● **Objective**
The material below should be written out in full and exactly; pictures stay out of the copy.

# # # # #

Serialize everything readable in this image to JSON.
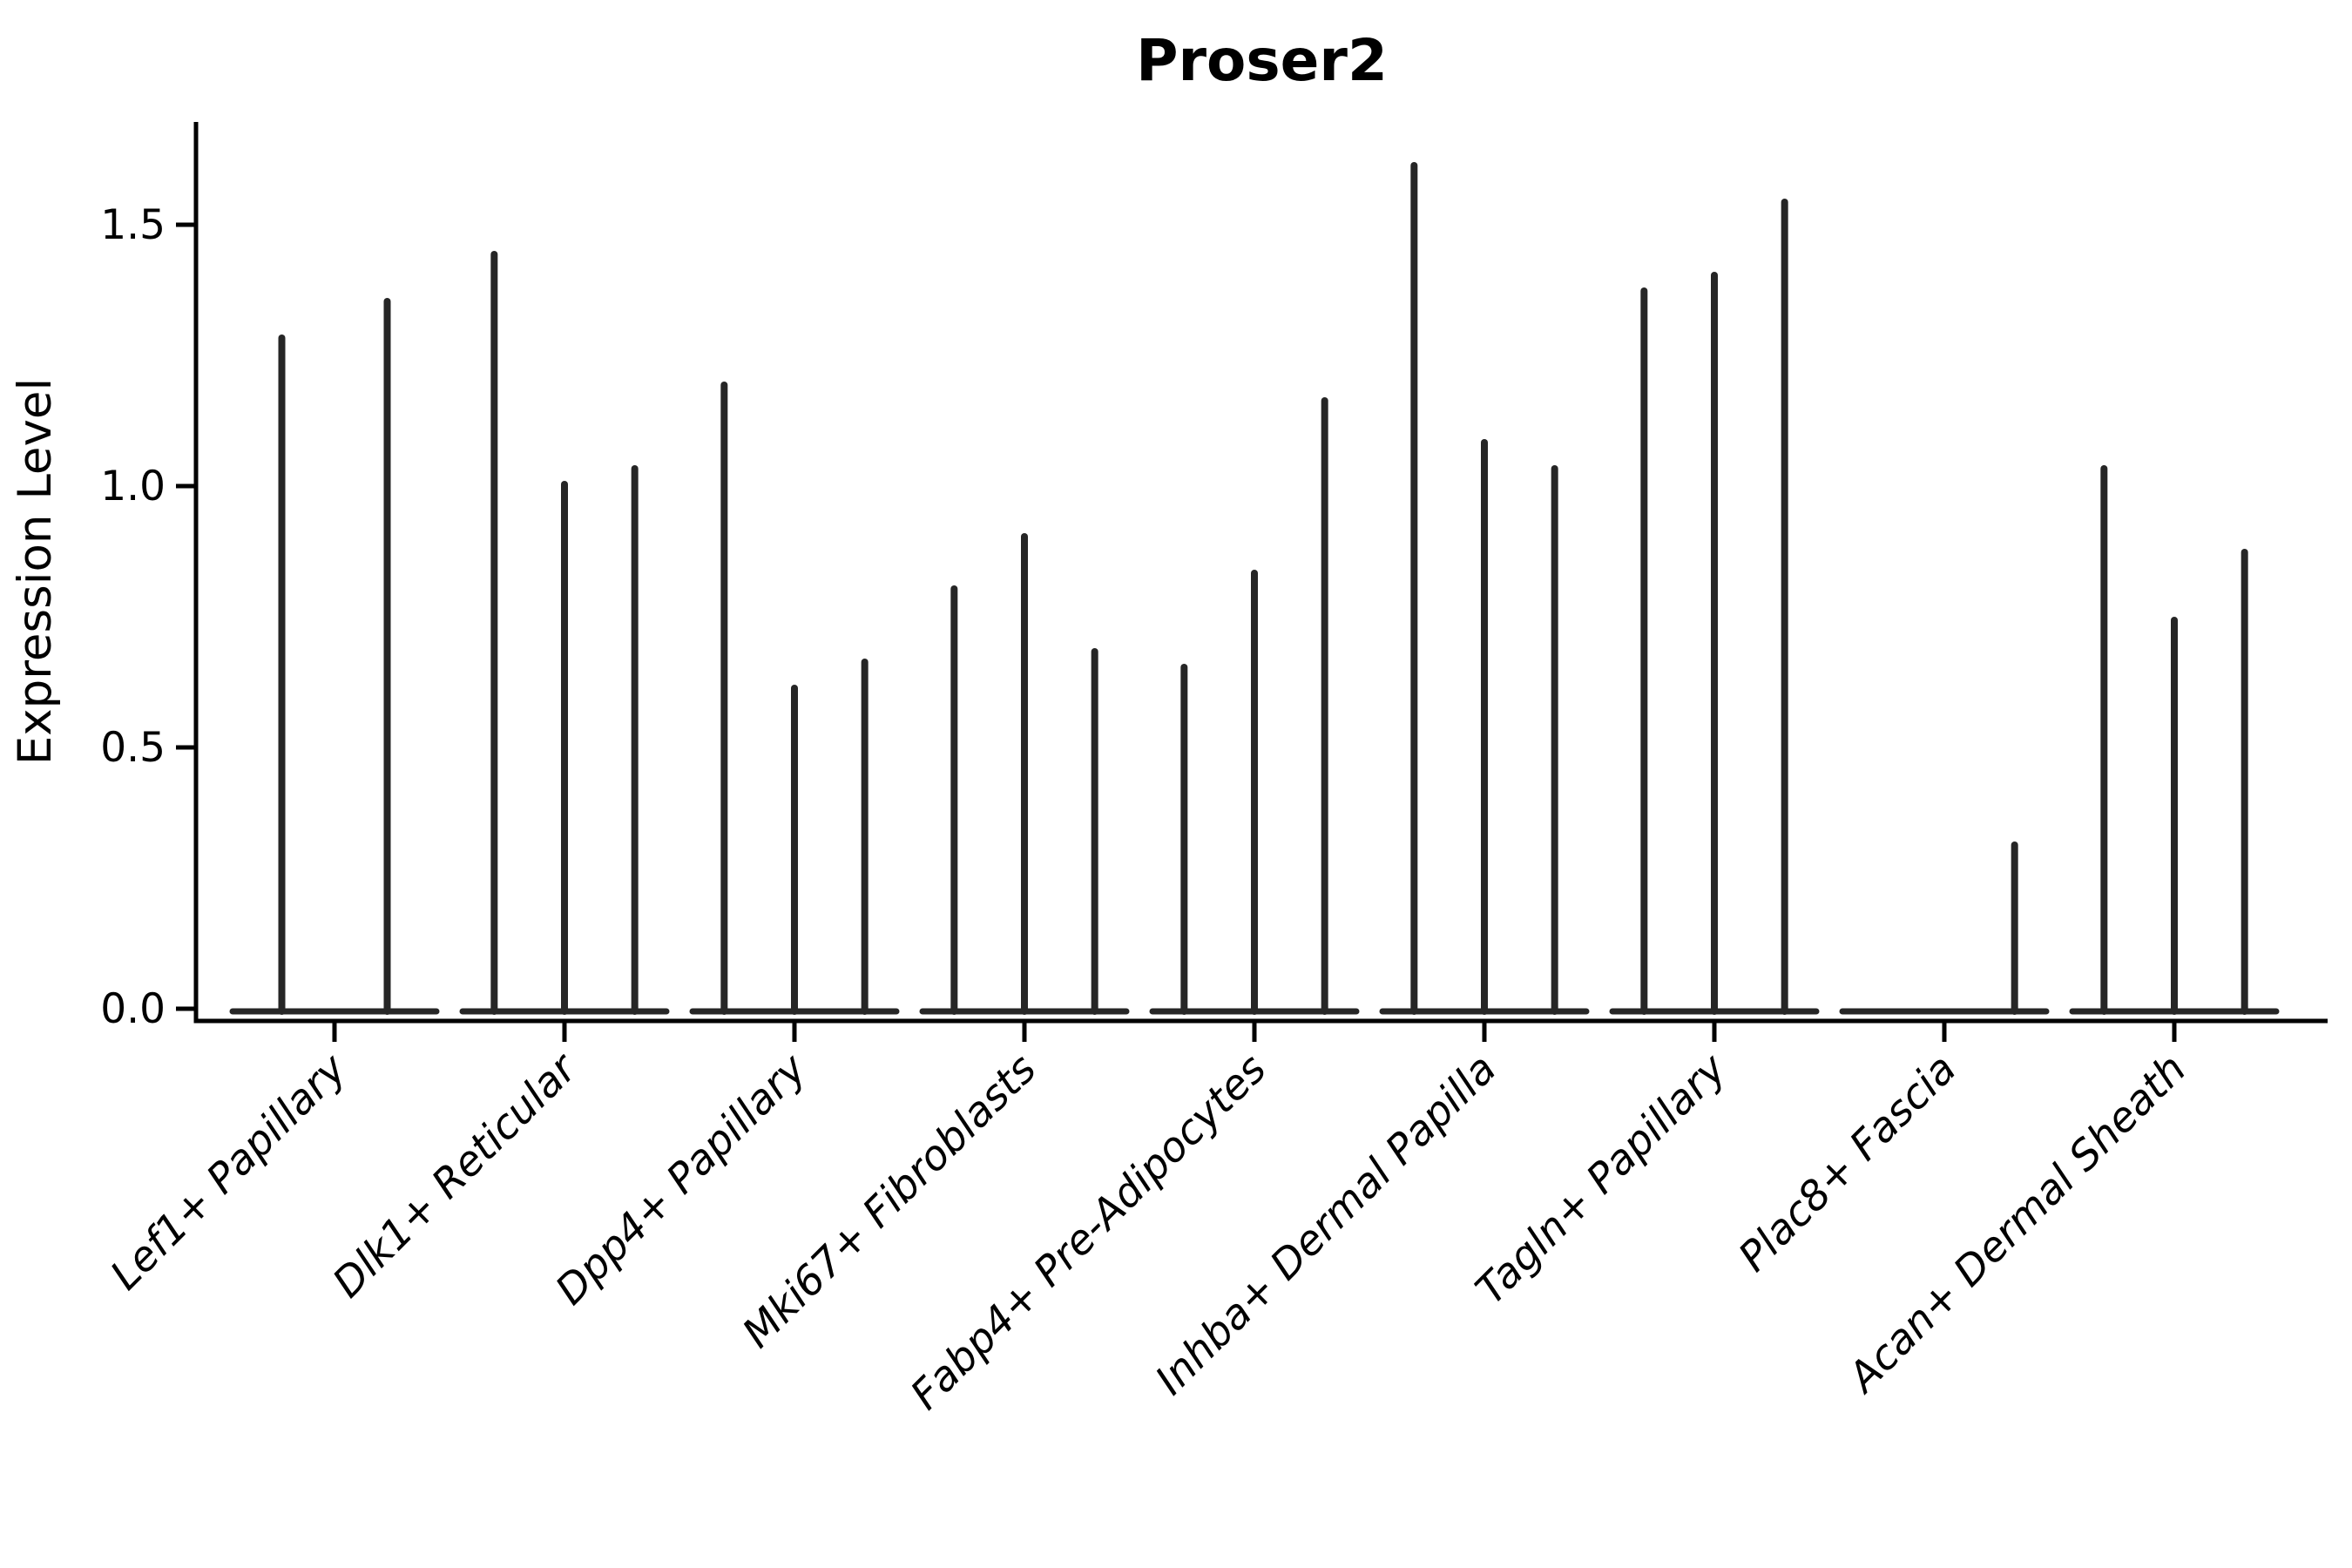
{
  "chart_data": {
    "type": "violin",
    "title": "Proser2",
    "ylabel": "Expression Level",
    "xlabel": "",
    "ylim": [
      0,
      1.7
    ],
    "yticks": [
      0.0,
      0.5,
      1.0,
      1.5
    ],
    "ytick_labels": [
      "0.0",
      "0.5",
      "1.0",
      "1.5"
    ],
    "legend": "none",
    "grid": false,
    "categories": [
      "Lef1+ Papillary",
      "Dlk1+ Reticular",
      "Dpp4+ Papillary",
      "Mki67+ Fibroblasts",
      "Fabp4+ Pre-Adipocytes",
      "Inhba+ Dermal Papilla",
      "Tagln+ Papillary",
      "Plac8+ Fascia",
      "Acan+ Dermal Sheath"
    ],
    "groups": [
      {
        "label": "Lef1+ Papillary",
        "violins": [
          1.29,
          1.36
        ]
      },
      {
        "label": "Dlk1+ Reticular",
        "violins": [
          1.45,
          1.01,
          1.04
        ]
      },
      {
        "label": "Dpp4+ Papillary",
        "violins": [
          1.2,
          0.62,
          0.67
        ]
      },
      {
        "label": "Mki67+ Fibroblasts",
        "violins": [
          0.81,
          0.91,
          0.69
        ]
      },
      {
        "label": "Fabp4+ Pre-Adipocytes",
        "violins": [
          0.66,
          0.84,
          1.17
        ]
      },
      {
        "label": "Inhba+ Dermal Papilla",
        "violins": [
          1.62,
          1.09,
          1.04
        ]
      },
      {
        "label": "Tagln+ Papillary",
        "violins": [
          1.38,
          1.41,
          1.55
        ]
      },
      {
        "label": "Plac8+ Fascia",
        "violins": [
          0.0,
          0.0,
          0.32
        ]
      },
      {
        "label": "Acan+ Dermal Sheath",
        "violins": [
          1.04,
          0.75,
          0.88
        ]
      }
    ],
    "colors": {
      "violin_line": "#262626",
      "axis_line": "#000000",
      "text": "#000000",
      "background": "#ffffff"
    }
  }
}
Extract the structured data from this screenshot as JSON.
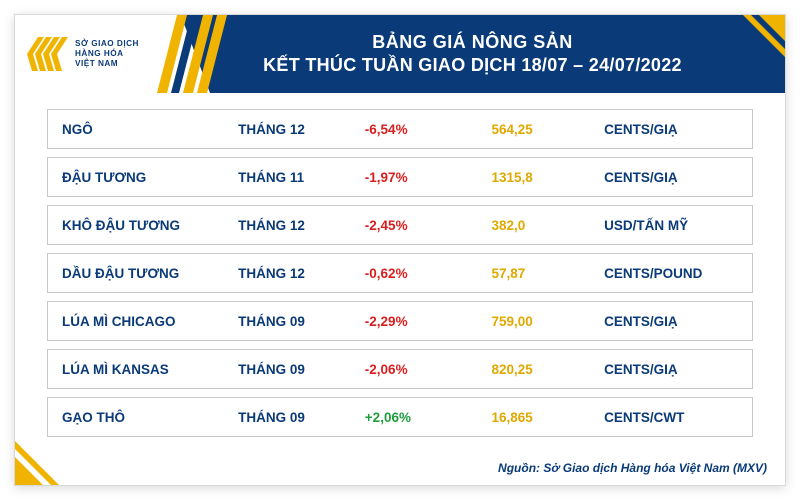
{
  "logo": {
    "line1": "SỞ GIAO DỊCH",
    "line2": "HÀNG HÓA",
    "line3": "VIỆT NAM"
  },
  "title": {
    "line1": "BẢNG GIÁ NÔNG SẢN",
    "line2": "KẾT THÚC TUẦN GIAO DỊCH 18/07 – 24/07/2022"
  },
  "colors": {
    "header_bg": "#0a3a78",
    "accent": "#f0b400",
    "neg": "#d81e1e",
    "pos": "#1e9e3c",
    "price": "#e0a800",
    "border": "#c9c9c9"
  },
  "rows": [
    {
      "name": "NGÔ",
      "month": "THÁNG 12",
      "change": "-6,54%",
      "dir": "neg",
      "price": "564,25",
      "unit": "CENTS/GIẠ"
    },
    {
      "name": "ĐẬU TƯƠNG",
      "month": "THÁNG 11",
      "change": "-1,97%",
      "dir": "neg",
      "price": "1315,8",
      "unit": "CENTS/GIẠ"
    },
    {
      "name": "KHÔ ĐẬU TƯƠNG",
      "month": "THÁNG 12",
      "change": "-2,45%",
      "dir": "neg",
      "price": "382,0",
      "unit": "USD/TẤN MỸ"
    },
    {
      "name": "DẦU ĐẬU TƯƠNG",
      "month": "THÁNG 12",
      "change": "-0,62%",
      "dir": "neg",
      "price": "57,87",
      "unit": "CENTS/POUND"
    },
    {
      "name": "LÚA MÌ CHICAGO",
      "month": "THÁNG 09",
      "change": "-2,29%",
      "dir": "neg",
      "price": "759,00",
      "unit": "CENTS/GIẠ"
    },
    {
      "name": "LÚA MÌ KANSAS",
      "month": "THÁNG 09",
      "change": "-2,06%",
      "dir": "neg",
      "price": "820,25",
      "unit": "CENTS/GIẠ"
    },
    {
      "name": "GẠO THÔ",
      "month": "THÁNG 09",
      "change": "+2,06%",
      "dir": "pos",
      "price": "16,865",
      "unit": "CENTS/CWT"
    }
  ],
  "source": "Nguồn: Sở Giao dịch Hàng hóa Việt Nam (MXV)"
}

# # # # #

● **Written response**
Serialize everything readable in this image to JSON.
{
  "chart_data": {
    "type": "violin",
    "title": "Proser2",
    "ylabel": "Expression Level",
    "xlabel": "",
    "ylim": [
      0,
      1.7
    ],
    "yticks": [
      0.0,
      0.5,
      1.0,
      1.5
    ],
    "ytick_labels": [
      "0.0",
      "0.5",
      "1.0",
      "1.5"
    ],
    "legend": "none",
    "grid": false,
    "categories": [
      "Lef1+ Papillary",
      "Dlk1+ Reticular",
      "Dpp4+ Papillary",
      "Mki67+ Fibroblasts",
      "Fabp4+ Pre-Adipocytes",
      "Inhba+ Dermal Papilla",
      "Tagln+ Papillary",
      "Plac8+ Fascia",
      "Acan+ Dermal Sheath"
    ],
    "groups": [
      {
        "label": "Lef1+ Papillary",
        "violins": [
          1.29,
          1.36
        ]
      },
      {
        "label": "Dlk1+ Reticular",
        "violins": [
          1.45,
          1.01,
          1.04
        ]
      },
      {
        "label": "Dpp4+ Papillary",
        "violins": [
          1.2,
          0.62,
          0.67
        ]
      },
      {
        "label": "Mki67+ Fibroblasts",
        "violins": [
          0.81,
          0.91,
          0.69
        ]
      },
      {
        "label": "Fabp4+ Pre-Adipocytes",
        "violins": [
          0.66,
          0.84,
          1.17
        ]
      },
      {
        "label": "Inhba+ Dermal Papilla",
        "violins": [
          1.62,
          1.09,
          1.04
        ]
      },
      {
        "label": "Tagln+ Papillary",
        "violins": [
          1.38,
          1.41,
          1.55
        ]
      },
      {
        "label": "Plac8+ Fascia",
        "violins": [
          0.0,
          0.0,
          0.32
        ]
      },
      {
        "label": "Acan+ Dermal Sheath",
        "violins": [
          1.04,
          0.75,
          0.88
        ]
      }
    ],
    "colors": {
      "violin_line": "#262626",
      "axis_line": "#000000",
      "text": "#000000",
      "background": "#ffffff"
    }
  }
}
Extract the structured data from this screenshot as JSON.
{
  "logo": {
    "line1": "SỞ GIAO DỊCH",
    "line2": "HÀNG HÓA",
    "line3": "VIỆT NAM"
  },
  "title": {
    "line1": "BẢNG GIÁ NÔNG SẢN",
    "line2": "KẾT THÚC TUẦN GIAO DỊCH 18/07 – 24/07/2022"
  },
  "colors": {
    "header_bg": "#0a3a78",
    "accent": "#f0b400",
    "neg": "#d81e1e",
    "pos": "#1e9e3c",
    "price": "#e0a800",
    "border": "#c9c9c9"
  },
  "rows": [
    {
      "name": "NGÔ",
      "month": "THÁNG 12",
      "change": "-6,54%",
      "dir": "neg",
      "price": "564,25",
      "unit": "CENTS/GIẠ"
    },
    {
      "name": "ĐẬU TƯƠNG",
      "month": "THÁNG 11",
      "change": "-1,97%",
      "dir": "neg",
      "price": "1315,8",
      "unit": "CENTS/GIẠ"
    },
    {
      "name": "KHÔ ĐẬU TƯƠNG",
      "month": "THÁNG 12",
      "change": "-2,45%",
      "dir": "neg",
      "price": "382,0",
      "unit": "USD/TẤN MỸ"
    },
    {
      "name": "DẦU ĐẬU TƯƠNG",
      "month": "THÁNG 12",
      "change": "-0,62%",
      "dir": "neg",
      "price": "57,87",
      "unit": "CENTS/POUND"
    },
    {
      "name": "LÚA MÌ CHICAGO",
      "month": "THÁNG 09",
      "change": "-2,29%",
      "dir": "neg",
      "price": "759,00",
      "unit": "CENTS/GIẠ"
    },
    {
      "name": "LÚA MÌ KANSAS",
      "month": "THÁNG 09",
      "change": "-2,06%",
      "dir": "neg",
      "price": "820,25",
      "unit": "CENTS/GIẠ"
    },
    {
      "name": "GẠO THÔ",
      "month": "THÁNG 09",
      "change": "+2,06%",
      "dir": "pos",
      "price": "16,865",
      "unit": "CENTS/CWT"
    }
  ],
  "source": "Nguồn: Sở Giao dịch Hàng hóa Việt Nam (MXV)"
}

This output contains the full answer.